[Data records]
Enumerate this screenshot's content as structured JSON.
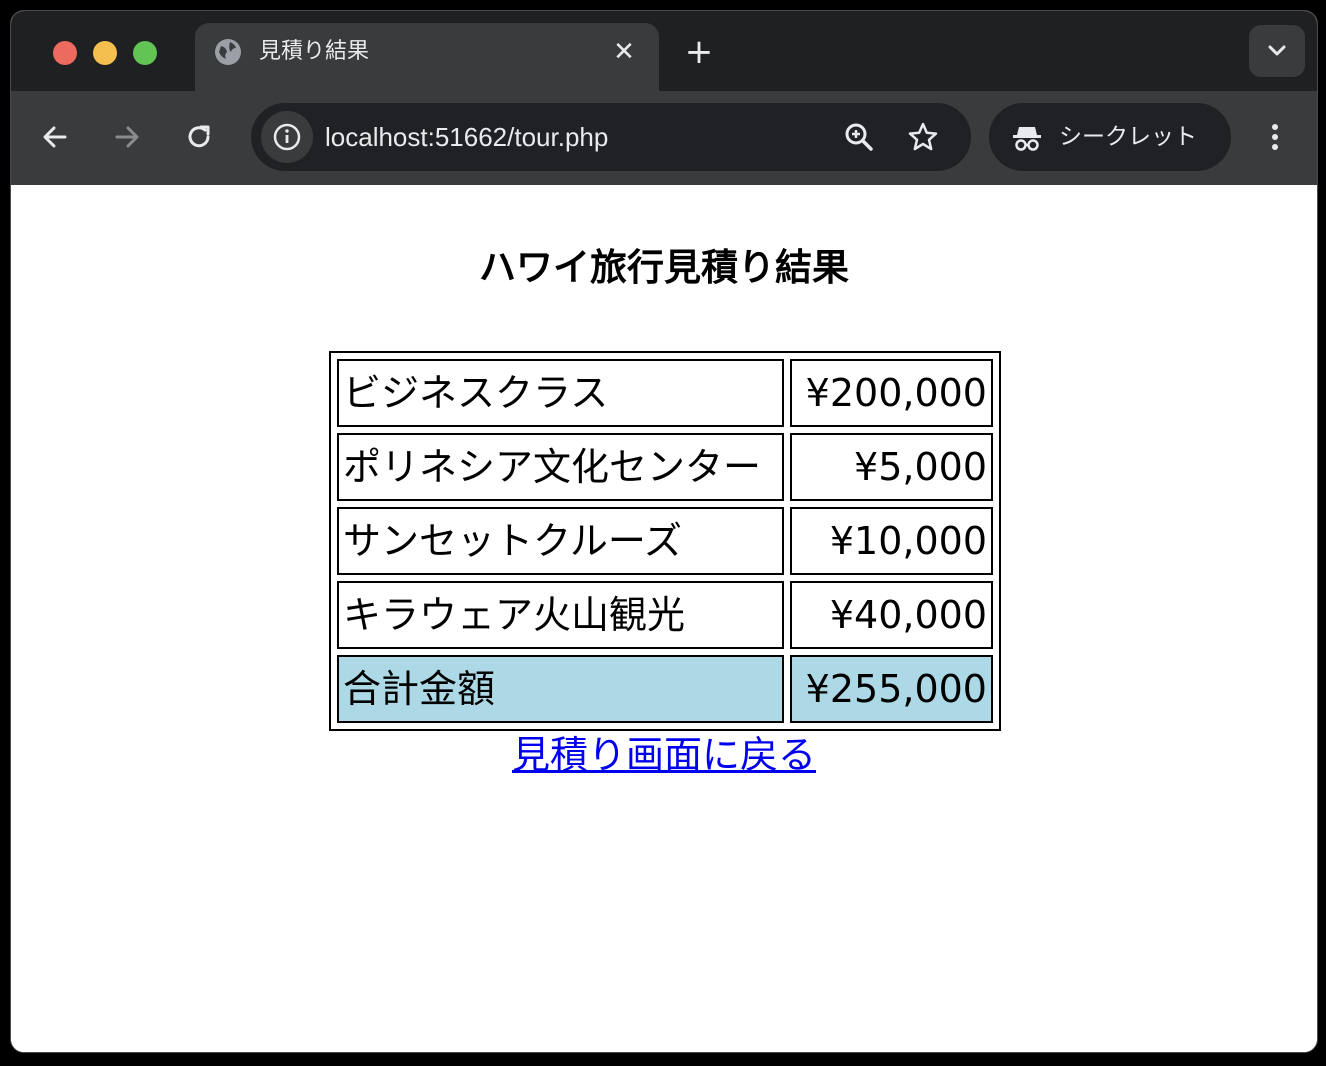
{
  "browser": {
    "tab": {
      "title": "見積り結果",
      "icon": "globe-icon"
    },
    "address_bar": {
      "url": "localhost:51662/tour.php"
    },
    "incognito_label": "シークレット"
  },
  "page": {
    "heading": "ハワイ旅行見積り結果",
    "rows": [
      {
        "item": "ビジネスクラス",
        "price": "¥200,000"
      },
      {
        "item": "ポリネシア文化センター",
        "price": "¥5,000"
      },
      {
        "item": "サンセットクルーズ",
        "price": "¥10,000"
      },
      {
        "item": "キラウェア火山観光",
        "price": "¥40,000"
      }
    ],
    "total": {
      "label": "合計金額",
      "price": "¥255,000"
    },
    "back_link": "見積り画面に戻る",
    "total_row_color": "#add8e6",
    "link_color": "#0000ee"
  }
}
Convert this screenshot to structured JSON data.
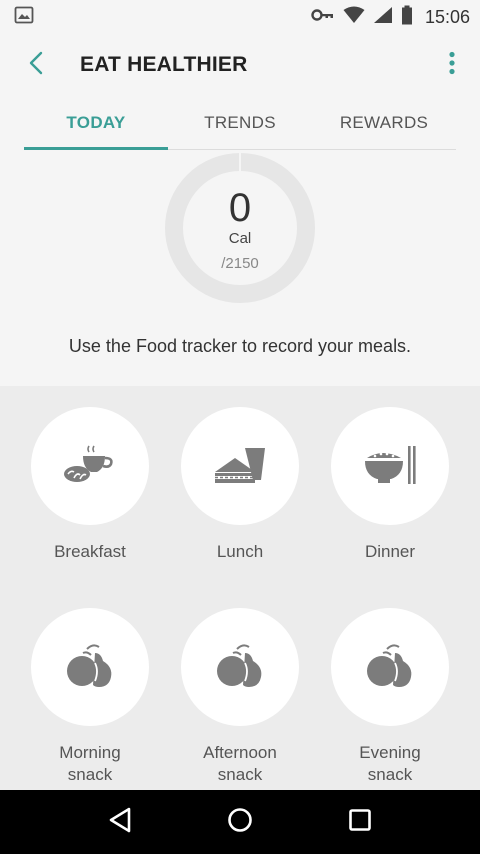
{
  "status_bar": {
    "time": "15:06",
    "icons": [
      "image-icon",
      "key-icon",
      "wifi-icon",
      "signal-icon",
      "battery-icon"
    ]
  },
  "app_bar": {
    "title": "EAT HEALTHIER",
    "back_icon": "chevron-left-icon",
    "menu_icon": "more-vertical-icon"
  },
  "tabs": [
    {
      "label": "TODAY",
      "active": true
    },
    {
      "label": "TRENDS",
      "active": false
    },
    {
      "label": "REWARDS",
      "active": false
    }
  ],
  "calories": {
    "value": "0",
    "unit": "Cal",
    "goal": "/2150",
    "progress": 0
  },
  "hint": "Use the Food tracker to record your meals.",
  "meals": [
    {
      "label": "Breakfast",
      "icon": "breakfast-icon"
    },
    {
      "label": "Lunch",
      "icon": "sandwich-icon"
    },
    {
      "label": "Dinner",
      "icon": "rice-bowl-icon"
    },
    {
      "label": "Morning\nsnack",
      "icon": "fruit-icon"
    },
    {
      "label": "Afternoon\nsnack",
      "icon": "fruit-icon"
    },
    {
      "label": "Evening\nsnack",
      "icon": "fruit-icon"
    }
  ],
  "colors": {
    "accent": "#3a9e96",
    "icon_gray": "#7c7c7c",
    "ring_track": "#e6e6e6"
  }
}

**Goal**
Copy each line of the data that contains the word "nsnack".

**Output for this task**
      "label": "Morning\nsnack",
      "label": "Afternoon\nsnack",
      "label": "Evening\nsnack",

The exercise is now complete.